**Exercise details**
Give every line below again, exactly.

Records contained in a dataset

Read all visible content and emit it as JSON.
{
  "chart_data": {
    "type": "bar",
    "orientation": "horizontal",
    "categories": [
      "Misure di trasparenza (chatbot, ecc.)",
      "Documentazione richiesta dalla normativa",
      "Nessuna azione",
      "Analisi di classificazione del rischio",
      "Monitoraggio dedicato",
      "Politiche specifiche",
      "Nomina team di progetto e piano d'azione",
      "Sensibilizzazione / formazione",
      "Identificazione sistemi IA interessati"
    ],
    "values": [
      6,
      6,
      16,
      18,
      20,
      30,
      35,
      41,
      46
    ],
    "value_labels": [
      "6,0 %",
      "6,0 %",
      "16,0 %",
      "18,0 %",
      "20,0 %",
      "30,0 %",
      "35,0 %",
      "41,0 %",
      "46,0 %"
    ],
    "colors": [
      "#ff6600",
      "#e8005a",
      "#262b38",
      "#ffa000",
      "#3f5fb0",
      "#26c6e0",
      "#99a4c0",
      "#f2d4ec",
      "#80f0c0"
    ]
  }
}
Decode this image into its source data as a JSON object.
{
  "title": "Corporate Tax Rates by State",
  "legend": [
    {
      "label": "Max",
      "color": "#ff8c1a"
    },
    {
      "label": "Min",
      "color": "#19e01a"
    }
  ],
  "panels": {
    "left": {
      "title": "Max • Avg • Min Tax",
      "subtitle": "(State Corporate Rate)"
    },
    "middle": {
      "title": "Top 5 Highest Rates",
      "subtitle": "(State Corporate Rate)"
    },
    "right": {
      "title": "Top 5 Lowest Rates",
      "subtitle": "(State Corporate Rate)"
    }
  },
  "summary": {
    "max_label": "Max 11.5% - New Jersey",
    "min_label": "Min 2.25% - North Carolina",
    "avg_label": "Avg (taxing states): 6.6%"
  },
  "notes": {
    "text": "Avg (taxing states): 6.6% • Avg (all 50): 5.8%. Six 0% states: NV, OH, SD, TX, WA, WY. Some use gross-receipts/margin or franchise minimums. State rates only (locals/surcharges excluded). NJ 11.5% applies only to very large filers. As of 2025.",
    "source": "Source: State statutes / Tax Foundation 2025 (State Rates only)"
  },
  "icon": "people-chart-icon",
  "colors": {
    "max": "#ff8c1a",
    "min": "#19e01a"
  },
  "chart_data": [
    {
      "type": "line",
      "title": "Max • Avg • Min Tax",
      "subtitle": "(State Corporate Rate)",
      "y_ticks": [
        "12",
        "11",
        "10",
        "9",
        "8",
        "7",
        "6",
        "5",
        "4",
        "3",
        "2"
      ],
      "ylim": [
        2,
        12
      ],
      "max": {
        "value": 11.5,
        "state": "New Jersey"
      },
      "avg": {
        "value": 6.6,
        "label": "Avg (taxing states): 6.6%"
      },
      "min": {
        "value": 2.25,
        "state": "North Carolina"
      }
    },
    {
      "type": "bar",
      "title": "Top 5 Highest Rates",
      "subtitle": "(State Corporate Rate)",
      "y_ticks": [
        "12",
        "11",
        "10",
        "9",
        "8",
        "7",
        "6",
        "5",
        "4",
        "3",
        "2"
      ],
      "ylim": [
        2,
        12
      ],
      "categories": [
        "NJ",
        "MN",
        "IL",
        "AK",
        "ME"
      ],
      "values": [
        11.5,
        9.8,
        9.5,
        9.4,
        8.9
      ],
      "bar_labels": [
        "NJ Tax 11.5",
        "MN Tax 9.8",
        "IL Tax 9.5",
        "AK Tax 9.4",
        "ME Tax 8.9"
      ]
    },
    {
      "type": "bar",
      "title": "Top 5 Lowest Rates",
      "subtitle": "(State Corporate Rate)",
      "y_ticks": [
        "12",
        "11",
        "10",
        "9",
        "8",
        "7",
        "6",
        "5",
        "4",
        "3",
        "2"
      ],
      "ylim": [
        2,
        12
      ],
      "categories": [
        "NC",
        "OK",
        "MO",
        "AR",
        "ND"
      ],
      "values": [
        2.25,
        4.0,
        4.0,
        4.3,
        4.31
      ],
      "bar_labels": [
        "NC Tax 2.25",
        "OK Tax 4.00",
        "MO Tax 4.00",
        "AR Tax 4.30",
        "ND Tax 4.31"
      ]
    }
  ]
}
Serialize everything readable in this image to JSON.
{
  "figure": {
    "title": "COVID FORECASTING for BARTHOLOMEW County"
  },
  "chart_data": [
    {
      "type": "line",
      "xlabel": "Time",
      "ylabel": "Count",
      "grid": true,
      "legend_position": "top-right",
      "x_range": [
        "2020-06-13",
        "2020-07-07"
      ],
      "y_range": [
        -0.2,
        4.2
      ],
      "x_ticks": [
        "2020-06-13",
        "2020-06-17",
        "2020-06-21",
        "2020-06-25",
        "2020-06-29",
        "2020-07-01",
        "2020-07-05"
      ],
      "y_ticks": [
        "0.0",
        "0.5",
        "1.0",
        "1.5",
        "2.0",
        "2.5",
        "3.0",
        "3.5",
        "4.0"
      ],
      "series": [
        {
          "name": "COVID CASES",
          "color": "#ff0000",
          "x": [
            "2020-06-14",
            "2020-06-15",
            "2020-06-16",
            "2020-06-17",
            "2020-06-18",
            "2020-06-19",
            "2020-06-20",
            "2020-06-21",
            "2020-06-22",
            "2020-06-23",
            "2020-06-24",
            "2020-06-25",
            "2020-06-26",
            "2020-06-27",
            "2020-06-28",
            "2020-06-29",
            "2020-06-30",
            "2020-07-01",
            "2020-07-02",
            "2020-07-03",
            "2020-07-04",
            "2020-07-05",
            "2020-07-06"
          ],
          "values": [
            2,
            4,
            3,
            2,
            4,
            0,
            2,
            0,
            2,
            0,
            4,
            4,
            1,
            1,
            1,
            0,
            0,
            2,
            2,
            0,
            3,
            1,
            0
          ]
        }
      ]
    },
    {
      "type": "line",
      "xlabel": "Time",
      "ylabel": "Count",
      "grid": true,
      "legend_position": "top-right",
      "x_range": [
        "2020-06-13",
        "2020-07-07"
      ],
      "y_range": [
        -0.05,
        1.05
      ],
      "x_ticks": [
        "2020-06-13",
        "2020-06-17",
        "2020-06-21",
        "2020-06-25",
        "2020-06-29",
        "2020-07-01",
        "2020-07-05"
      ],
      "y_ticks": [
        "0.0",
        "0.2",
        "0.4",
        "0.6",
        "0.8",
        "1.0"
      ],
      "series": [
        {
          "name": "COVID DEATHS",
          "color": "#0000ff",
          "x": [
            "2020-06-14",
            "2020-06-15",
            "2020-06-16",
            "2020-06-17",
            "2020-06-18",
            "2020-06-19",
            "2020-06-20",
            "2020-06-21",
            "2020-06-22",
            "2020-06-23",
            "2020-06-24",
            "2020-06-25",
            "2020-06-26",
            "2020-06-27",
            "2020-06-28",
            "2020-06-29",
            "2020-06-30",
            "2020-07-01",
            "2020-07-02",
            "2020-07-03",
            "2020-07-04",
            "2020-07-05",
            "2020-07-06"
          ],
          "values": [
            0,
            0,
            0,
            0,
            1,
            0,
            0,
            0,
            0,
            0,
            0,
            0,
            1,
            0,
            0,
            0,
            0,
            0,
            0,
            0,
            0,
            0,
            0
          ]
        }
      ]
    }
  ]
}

**Answer to the exercise**
Read all visible content and emit it as JSON.
{
  "chart_data": {
    "type": "bar",
    "orientation": "horizontal",
    "categories": [
      "Misure di trasparenza (chatbot, ecc.)",
      "Documentazione richiesta dalla normativa",
      "Nessuna azione",
      "Analisi di classificazione del rischio",
      "Monitoraggio dedicato",
      "Politiche specifiche",
      "Nomina team di progetto e piano d'azione",
      "Sensibilizzazione / formazione",
      "Identificazione sistemi IA interessati"
    ],
    "values": [
      6,
      6,
      16,
      18,
      20,
      30,
      35,
      41,
      46
    ],
    "value_labels": [
      "6,0 %",
      "6,0 %",
      "16,0 %",
      "18,0 %",
      "20,0 %",
      "30,0 %",
      "35,0 %",
      "41,0 %",
      "46,0 %"
    ],
    "colors": [
      "#ff6600",
      "#e8005a",
      "#262b38",
      "#ffa000",
      "#3f5fb0",
      "#26c6e0",
      "#99a4c0",
      "#f2d4ec",
      "#80f0c0"
    ]
  }
}
Decode this image into its source data as a JSON object.
{
  "title": "Corporate Tax Rates by State",
  "legend": [
    {
      "label": "Max",
      "color": "#ff8c1a"
    },
    {
      "label": "Min",
      "color": "#19e01a"
    }
  ],
  "panels": {
    "left": {
      "title": "Max • Avg • Min Tax",
      "subtitle": "(State Corporate Rate)"
    },
    "middle": {
      "title": "Top 5 Highest Rates",
      "subtitle": "(State Corporate Rate)"
    },
    "right": {
      "title": "Top 5 Lowest Rates",
      "subtitle": "(State Corporate Rate)"
    }
  },
  "summary": {
    "max_label": "Max 11.5% - New Jersey",
    "min_label": "Min 2.25% - North Carolina",
    "avg_label": "Avg (taxing states): 6.6%"
  },
  "notes": {
    "text": "Avg (taxing states): 6.6% • Avg (all 50): 5.8%. Six 0% states: NV, OH, SD, TX, WA, WY. Some use gross-receipts/margin or franchise minimums. State rates only (locals/surcharges excluded). NJ 11.5% applies only to very large filers. As of 2025.",
    "source": "Source: State statutes / Tax Foundation 2025 (State Rates only)"
  },
  "icon": "people-chart-icon",
  "colors": {
    "max": "#ff8c1a",
    "min": "#19e01a"
  },
  "chart_data": [
    {
      "type": "line",
      "title": "Max • Avg • Min Tax",
      "subtitle": "(State Corporate Rate)",
      "y_ticks": [
        "12",
        "11",
        "10",
        "9",
        "8",
        "7",
        "6",
        "5",
        "4",
        "3",
        "2"
      ],
      "ylim": [
        2,
        12
      ],
      "max": {
        "value": 11.5,
        "state": "New Jersey"
      },
      "avg": {
        "value": 6.6,
        "label": "Avg (taxing states): 6.6%"
      },
      "min": {
        "value": 2.25,
        "state": "North Carolina"
      }
    },
    {
      "type": "bar",
      "title": "Top 5 Highest Rates",
      "subtitle": "(State Corporate Rate)",
      "y_ticks": [
        "12",
        "11",
        "10",
        "9",
        "8",
        "7",
        "6",
        "5",
        "4",
        "3",
        "2"
      ],
      "ylim": [
        2,
        12
      ],
      "categories": [
        "NJ",
        "MN",
        "IL",
        "AK",
        "ME"
      ],
      "values": [
        11.5,
        9.8,
        9.5,
        9.4,
        8.9
      ],
      "bar_labels": [
        "NJ Tax 11.5",
        "MN Tax 9.8",
        "IL Tax 9.5",
        "AK Tax 9.4",
        "ME Tax 8.9"
      ]
    },
    {
      "type": "bar",
      "title": "Top 5 Lowest Rates",
      "subtitle": "(State Corporate Rate)",
      "y_ticks": [
        "12",
        "11",
        "10",
        "9",
        "8",
        "7",
        "6",
        "5",
        "4",
        "3",
        "2"
      ],
      "ylim": [
        2,
        12
      ],
      "categories": [
        "NC",
        "OK",
        "MO",
        "AR",
        "ND"
      ],
      "values": [
        2.25,
        4.0,
        4.0,
        4.3,
        4.31
      ],
      "bar_labels": [
        "NC Tax 2.25",
        "OK Tax 4.00",
        "MO Tax 4.00",
        "AR Tax 4.30",
        "ND Tax 4.31"
      ]
    }
  ]
}
Serialize everything readable in this image to JSON.
{
  "figure": {
    "title": "COVID FORECASTING for BARTHOLOMEW County"
  },
  "chart_data": [
    {
      "type": "line",
      "xlabel": "Time",
      "ylabel": "Count",
      "grid": true,
      "legend_position": "top-right",
      "x_range": [
        "2020-06-13",
        "2020-07-07"
      ],
      "y_range": [
        -0.2,
        4.2
      ],
      "x_ticks": [
        "2020-06-13",
        "2020-06-17",
        "2020-06-21",
        "2020-06-25",
        "2020-06-29",
        "2020-07-01",
        "2020-07-05"
      ],
      "y_ticks": [
        "0.0",
        "0.5",
        "1.0",
        "1.5",
        "2.0",
        "2.5",
        "3.0",
        "3.5",
        "4.0"
      ],
      "series": [
        {
          "name": "COVID CASES",
          "color": "#ff0000",
          "x": [
            "2020-06-14",
            "2020-06-15",
            "2020-06-16",
            "2020-06-17",
            "2020-06-18",
            "2020-06-19",
            "2020-06-20",
            "2020-06-21",
            "2020-06-22",
            "2020-06-23",
            "2020-06-24",
            "2020-06-25",
            "2020-06-26",
            "2020-06-27",
            "2020-06-28",
            "2020-06-29",
            "2020-06-30",
            "2020-07-01",
            "2020-07-02",
            "2020-07-03",
            "2020-07-04",
            "2020-07-05",
            "2020-07-06"
          ],
          "values": [
            2,
            4,
            3,
            2,
            4,
            0,
            2,
            0,
            2,
            0,
            4,
            4,
            1,
            1,
            1,
            0,
            0,
            2,
            2,
            0,
            3,
            1,
            0
          ]
        }
      ]
    },
    {
      "type": "line",
      "xlabel": "Time",
      "ylabel": "Count",
      "grid": true,
      "legend_position": "top-right",
      "x_range": [
        "2020-06-13",
        "2020-07-07"
      ],
      "y_range": [
        -0.05,
        1.05
      ],
      "x_ticks": [
        "2020-06-13",
        "2020-06-17",
        "2020-06-21",
        "2020-06-25",
        "2020-06-29",
        "2020-07-01",
        "2020-07-05"
      ],
      "y_ticks": [
        "0.0",
        "0.2",
        "0.4",
        "0.6",
        "0.8",
        "1.0"
      ],
      "series": [
        {
          "name": "COVID DEATHS",
          "color": "#0000ff",
          "x": [
            "2020-06-14",
            "2020-06-15",
            "2020-06-16",
            "2020-06-17",
            "2020-06-18",
            "2020-06-19",
            "2020-06-20",
            "2020-06-21",
            "2020-06-22",
            "2020-06-23",
            "2020-06-24",
            "2020-06-25",
            "2020-06-26",
            "2020-06-27",
            "2020-06-28",
            "2020-06-29",
            "2020-06-30",
            "2020-07-01",
            "2020-07-02",
            "2020-07-03",
            "2020-07-04",
            "2020-07-05",
            "2020-07-06"
          ],
          "values": [
            0,
            0,
            0,
            0,
            1,
            0,
            0,
            0,
            0,
            0,
            0,
            0,
            1,
            0,
            0,
            0,
            0,
            0,
            0,
            0,
            0,
            0,
            0
          ]
        }
      ]
    }
  ]
}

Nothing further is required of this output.